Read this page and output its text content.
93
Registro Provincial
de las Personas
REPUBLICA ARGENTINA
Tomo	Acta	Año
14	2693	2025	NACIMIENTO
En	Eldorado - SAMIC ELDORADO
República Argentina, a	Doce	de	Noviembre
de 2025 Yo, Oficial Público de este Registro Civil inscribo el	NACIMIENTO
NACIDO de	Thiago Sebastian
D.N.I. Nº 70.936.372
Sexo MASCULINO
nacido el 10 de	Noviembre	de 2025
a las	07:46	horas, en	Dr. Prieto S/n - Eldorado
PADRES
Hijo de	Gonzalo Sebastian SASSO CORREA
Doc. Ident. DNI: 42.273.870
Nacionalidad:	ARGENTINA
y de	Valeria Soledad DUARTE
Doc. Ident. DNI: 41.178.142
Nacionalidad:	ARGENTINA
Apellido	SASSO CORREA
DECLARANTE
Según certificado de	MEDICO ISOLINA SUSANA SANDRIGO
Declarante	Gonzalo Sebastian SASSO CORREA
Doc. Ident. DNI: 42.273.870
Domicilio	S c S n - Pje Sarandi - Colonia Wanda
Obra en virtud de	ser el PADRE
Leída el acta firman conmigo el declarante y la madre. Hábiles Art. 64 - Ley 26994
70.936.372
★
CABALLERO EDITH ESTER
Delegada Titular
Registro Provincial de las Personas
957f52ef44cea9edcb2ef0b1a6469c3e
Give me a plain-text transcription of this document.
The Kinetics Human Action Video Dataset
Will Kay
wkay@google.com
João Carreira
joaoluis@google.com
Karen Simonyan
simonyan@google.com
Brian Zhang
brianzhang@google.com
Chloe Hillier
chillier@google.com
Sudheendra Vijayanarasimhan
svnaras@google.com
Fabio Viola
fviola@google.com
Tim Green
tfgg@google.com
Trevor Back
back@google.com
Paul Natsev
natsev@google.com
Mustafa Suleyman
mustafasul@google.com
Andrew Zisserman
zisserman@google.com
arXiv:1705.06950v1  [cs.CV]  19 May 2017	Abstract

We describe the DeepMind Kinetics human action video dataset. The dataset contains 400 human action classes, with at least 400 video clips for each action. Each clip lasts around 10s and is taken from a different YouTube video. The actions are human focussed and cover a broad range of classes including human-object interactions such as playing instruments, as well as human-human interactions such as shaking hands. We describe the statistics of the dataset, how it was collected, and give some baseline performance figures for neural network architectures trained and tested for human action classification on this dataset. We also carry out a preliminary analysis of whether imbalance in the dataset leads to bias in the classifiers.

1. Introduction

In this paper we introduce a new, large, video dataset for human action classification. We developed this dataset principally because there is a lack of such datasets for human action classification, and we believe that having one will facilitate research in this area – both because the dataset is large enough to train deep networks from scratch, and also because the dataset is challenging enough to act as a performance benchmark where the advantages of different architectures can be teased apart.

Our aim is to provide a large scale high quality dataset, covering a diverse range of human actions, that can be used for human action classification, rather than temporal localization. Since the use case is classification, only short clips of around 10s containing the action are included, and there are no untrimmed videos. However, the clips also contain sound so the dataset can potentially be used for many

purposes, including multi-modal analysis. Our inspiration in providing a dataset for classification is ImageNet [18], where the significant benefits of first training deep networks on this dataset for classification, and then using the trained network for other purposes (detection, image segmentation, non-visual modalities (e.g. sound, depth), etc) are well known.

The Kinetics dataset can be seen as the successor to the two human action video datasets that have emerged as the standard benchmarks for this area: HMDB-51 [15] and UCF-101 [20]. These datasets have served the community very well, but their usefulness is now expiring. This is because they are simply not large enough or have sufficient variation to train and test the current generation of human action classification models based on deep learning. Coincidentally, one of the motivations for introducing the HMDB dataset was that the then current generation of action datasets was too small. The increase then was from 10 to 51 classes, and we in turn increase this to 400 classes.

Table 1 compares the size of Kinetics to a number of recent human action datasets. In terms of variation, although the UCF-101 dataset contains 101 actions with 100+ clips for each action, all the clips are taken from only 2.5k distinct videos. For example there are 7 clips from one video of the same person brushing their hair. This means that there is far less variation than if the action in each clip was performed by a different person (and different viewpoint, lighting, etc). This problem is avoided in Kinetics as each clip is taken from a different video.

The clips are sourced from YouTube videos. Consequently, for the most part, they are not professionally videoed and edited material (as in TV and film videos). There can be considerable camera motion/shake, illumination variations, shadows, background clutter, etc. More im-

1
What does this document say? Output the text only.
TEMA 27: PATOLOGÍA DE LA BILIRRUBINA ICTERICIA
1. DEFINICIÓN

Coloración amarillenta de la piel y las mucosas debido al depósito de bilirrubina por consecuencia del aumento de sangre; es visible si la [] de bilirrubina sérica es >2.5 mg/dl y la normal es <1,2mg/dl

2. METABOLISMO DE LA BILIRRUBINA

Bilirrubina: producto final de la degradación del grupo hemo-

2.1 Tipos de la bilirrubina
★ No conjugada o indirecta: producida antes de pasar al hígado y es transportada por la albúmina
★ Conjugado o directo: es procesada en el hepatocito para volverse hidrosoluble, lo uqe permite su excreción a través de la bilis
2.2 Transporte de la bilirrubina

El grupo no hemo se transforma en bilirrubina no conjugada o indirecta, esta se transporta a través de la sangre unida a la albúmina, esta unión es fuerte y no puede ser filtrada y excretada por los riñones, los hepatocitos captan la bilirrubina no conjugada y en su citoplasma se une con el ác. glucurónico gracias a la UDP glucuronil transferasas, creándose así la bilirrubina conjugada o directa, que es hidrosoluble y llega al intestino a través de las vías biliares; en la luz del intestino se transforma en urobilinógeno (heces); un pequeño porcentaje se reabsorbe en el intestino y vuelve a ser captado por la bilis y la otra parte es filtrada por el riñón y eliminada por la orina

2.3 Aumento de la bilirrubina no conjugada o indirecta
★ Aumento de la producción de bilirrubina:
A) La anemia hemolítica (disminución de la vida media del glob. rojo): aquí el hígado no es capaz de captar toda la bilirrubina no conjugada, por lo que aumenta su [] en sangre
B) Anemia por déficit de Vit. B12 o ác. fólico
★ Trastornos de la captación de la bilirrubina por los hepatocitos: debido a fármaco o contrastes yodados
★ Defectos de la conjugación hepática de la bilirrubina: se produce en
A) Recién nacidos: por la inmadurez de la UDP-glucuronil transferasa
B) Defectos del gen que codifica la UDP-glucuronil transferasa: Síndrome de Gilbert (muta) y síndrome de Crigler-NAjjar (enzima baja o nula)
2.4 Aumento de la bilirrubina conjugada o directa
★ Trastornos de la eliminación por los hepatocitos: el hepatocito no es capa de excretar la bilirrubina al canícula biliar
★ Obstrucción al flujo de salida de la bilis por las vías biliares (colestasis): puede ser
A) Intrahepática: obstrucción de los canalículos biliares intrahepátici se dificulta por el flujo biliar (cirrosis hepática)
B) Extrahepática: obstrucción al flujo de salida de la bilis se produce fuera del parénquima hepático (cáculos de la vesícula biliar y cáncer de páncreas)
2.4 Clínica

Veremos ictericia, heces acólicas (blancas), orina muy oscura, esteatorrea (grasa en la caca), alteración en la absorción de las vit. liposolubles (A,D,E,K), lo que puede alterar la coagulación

------------------------------------------------------------------------

EXERCISE DESCRIPTION:
Scan the material above. Return every line containing the string "document".

REPLY TO THE EXERCISE:
Give me a plain-text transcription of this document.
What does this document say? Output the text only.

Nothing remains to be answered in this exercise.